■ Set problem
Identify all lines in the listing that include the word "Under", and copy them out.

━━━━

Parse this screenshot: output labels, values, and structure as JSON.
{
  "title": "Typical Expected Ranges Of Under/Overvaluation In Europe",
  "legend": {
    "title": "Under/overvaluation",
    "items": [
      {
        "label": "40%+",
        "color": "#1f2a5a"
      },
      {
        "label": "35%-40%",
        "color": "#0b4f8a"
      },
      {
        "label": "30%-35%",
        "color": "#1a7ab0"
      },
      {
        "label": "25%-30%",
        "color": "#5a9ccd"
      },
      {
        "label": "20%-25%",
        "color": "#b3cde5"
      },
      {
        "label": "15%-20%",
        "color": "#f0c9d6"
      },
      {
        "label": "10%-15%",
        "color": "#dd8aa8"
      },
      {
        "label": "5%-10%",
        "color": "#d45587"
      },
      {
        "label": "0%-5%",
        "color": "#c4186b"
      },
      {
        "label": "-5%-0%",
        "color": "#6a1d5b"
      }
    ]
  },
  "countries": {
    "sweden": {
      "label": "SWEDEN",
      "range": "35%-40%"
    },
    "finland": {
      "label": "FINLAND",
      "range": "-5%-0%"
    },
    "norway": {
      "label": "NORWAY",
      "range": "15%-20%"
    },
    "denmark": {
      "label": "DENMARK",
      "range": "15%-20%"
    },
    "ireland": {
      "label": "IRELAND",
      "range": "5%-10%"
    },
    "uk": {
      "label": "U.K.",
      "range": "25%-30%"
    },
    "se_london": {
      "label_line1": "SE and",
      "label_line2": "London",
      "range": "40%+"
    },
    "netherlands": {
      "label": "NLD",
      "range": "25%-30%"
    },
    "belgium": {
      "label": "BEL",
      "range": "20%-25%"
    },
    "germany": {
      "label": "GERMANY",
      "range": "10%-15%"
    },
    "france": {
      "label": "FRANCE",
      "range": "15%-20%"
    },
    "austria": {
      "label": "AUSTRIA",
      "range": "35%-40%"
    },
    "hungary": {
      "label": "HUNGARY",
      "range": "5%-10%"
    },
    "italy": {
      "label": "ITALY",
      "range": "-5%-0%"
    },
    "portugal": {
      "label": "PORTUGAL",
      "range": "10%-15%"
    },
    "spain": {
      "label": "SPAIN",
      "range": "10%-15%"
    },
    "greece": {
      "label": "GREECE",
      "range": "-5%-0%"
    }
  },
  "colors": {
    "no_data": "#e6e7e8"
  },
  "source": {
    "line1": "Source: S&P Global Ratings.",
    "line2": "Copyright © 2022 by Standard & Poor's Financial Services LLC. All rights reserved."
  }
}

━━━━

■ Result for this exercise
  "title": "Typical Expected Ranges Of Under/Overvaluation In Europe",
    "title": "Under/overvaluation",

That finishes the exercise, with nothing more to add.